● EXERCISE
Your response should contain each line of the data that includes "content".

= Beginning of Section =

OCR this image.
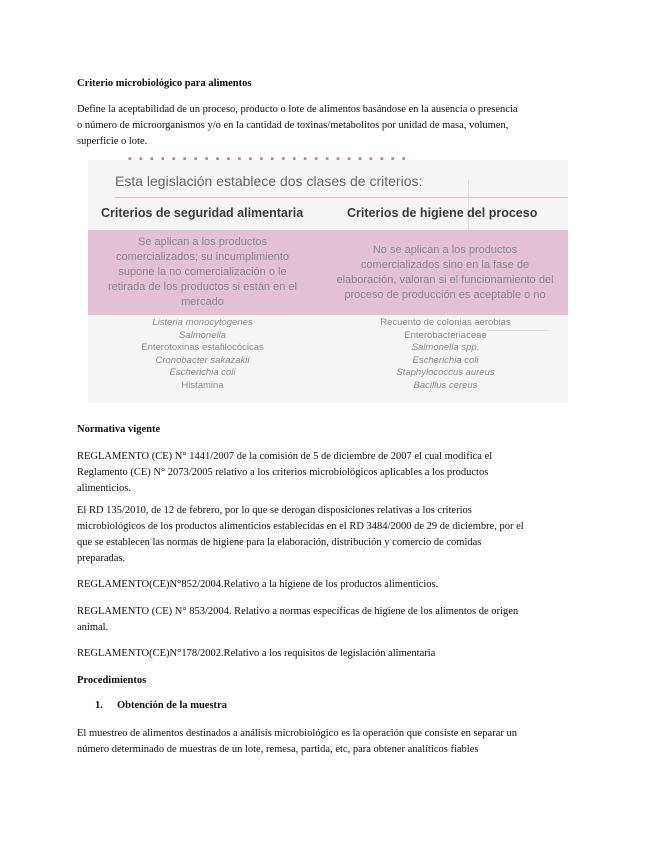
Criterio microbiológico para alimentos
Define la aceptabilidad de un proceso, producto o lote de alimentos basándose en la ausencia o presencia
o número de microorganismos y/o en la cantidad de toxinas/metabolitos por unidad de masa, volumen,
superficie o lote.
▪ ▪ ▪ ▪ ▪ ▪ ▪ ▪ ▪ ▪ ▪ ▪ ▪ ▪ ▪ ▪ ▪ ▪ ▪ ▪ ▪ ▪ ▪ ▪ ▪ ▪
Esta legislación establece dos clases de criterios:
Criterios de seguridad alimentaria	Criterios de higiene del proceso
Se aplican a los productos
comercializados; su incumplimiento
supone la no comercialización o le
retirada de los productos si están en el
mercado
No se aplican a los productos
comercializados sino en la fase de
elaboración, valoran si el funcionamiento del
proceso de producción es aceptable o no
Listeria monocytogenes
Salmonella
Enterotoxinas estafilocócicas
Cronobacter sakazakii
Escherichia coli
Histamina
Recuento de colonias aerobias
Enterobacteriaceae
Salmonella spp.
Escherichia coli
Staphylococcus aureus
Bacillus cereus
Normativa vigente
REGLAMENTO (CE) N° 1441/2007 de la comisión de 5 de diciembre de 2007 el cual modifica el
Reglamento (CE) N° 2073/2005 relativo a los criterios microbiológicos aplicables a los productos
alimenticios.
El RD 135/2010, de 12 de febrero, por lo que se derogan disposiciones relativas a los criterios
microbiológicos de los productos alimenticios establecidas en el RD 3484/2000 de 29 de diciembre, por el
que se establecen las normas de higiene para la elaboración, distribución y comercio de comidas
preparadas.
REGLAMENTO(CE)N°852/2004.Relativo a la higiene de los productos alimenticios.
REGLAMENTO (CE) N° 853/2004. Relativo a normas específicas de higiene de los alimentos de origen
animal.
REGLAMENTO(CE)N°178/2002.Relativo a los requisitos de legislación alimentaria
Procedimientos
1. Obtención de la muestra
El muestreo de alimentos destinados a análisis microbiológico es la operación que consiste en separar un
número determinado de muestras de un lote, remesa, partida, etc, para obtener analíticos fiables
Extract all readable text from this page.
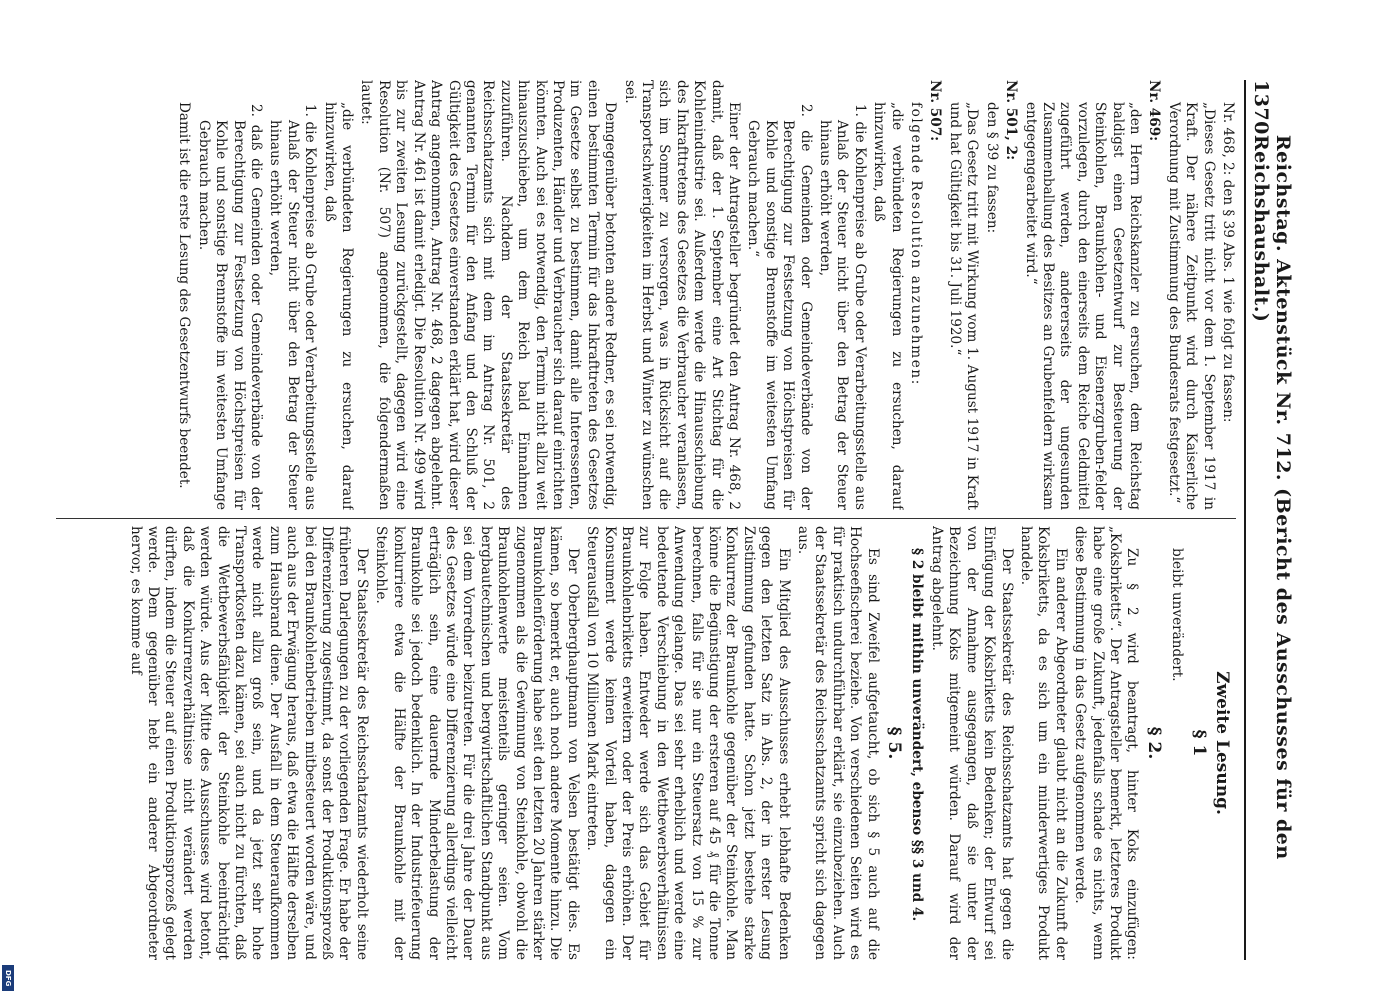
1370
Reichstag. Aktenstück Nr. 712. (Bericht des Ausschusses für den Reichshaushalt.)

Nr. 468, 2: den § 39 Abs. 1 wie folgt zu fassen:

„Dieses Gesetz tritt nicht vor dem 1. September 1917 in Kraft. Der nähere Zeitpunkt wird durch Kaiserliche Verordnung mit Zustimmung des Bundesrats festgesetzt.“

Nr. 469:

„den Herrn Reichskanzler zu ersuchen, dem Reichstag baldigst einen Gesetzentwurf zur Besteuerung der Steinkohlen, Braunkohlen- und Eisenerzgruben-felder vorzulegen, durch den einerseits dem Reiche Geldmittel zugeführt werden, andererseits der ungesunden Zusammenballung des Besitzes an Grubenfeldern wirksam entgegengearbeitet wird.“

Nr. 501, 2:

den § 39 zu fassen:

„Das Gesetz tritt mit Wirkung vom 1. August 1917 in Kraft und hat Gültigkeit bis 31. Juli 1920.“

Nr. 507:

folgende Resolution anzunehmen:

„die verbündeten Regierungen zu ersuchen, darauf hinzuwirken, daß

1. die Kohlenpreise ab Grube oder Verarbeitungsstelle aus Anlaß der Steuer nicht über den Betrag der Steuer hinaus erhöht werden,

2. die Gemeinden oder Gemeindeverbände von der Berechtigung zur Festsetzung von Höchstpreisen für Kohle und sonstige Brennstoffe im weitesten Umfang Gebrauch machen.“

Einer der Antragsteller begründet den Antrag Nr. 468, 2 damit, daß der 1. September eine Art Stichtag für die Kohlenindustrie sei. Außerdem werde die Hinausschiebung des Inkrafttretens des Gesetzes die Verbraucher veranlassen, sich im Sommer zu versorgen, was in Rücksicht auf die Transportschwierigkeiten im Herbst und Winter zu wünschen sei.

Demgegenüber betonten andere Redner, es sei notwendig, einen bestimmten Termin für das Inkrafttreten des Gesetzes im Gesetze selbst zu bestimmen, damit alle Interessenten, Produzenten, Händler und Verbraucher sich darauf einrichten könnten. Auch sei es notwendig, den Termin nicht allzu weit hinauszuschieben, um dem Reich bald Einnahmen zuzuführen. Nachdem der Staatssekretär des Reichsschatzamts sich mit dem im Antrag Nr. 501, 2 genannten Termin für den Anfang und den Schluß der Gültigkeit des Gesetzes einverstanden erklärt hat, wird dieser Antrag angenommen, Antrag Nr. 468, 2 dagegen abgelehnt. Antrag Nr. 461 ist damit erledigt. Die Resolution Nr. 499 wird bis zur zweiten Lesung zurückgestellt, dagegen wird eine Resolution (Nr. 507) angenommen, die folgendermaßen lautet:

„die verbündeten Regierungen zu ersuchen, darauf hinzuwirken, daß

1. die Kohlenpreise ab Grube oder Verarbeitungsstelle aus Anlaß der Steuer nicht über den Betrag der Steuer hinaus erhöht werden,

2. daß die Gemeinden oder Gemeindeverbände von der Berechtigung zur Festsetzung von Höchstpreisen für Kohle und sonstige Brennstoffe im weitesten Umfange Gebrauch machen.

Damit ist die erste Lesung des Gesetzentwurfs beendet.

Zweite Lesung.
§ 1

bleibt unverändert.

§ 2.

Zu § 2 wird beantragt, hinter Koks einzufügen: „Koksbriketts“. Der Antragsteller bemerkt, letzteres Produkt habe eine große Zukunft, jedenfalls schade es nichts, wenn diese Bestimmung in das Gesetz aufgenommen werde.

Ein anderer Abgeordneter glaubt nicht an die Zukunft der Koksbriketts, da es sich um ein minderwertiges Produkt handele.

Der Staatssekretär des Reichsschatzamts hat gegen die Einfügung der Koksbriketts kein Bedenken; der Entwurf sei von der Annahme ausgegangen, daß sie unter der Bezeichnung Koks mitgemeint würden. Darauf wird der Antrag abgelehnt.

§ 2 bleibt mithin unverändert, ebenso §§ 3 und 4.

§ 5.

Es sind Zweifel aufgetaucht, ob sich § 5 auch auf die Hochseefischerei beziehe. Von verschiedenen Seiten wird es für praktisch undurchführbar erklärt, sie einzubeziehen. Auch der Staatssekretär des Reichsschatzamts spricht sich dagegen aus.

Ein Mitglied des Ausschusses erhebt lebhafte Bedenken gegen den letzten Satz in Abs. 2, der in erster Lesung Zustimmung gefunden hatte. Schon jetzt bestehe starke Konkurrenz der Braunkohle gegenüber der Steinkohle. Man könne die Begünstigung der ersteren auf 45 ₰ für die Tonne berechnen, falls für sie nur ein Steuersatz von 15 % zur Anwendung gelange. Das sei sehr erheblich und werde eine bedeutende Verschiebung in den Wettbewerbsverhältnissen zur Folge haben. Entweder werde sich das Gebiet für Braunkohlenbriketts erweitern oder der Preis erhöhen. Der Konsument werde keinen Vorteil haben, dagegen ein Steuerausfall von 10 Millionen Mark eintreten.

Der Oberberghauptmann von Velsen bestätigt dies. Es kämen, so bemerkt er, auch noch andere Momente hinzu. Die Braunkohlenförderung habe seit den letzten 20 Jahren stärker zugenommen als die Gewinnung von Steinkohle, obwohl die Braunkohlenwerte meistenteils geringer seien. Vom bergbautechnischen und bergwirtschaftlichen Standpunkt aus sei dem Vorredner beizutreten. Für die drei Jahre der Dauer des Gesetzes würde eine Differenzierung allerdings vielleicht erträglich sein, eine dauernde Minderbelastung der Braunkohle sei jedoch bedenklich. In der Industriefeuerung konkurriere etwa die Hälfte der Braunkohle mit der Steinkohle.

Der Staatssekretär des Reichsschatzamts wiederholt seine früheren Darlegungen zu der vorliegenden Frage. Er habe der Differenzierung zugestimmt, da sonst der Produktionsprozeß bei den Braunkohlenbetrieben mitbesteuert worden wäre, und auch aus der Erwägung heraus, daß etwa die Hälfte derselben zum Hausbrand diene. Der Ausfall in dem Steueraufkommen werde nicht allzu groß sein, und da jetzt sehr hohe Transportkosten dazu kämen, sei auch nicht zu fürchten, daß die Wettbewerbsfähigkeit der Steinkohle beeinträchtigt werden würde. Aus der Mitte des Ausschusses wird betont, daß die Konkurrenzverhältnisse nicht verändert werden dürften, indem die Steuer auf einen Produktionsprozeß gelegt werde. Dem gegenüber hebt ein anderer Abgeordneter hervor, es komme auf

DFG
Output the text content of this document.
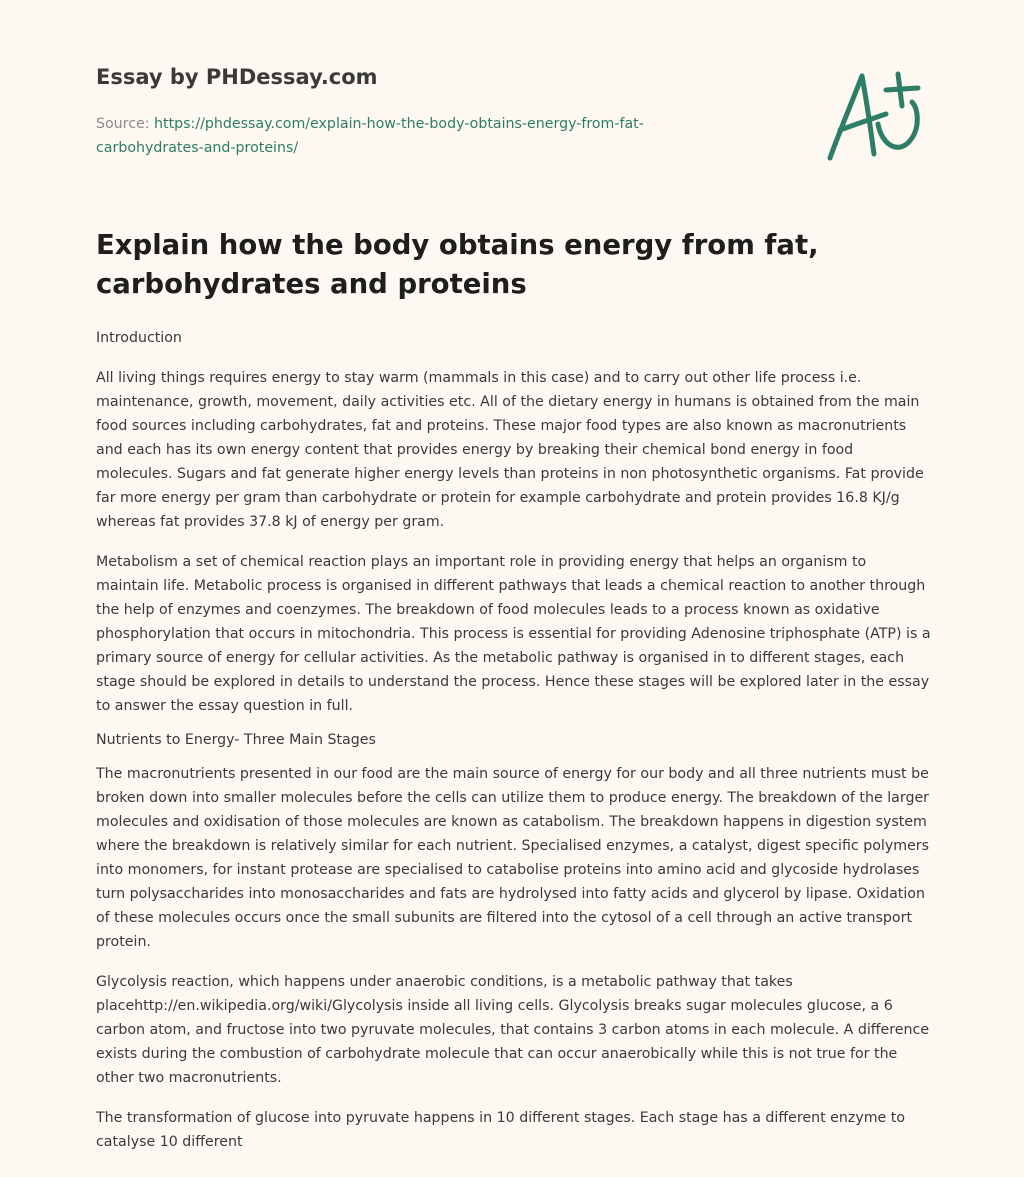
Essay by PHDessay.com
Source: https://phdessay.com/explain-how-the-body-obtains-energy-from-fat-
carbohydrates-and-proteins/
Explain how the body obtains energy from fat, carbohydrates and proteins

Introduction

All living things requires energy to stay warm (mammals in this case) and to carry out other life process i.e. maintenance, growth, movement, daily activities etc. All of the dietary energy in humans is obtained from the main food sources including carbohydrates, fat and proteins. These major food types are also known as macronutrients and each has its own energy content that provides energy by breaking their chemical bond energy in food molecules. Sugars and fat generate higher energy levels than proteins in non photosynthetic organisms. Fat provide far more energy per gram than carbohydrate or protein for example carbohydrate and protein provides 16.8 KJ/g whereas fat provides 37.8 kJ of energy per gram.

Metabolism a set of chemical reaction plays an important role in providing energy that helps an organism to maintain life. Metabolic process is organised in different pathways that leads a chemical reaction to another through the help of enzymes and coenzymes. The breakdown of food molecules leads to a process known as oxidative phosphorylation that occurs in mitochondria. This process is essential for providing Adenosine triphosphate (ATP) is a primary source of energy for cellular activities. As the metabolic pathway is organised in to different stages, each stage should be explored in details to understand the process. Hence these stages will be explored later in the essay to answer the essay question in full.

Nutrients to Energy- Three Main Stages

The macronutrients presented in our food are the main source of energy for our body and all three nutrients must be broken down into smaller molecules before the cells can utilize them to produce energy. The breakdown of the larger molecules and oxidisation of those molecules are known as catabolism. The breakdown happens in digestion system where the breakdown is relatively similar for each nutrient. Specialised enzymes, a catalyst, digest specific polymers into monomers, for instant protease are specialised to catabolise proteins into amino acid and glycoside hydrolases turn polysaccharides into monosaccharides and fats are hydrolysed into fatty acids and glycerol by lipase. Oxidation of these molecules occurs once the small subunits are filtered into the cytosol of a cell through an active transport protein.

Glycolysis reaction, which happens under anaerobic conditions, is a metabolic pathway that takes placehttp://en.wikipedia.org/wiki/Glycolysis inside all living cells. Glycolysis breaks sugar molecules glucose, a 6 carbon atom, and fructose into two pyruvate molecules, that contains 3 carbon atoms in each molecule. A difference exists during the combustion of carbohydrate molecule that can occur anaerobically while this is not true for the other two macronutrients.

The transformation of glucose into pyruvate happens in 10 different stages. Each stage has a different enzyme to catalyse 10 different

= End of Section =

● ANSWER SECTION
Output the text content of this document.
All living things requires energy to stay warm (mammals in this case) and to carry out other life process i.e. maintenance, growth, movement, daily activities etc. All of the dietary energy in humans is obtained from the main food sources including carbohydrates, fat and proteins. These major food types are also known as macronutrients and each has its own energy content that provides energy by breaking their chemical bond energy in food molecules. Sugars and fat generate higher energy levels than proteins in non photosynthetic organisms. Fat provide far more energy per gram than carbohydrate or protein for example carbohydrate and protein provides 16.8 KJ/g whereas fat provides 37.8 kJ of energy per gram.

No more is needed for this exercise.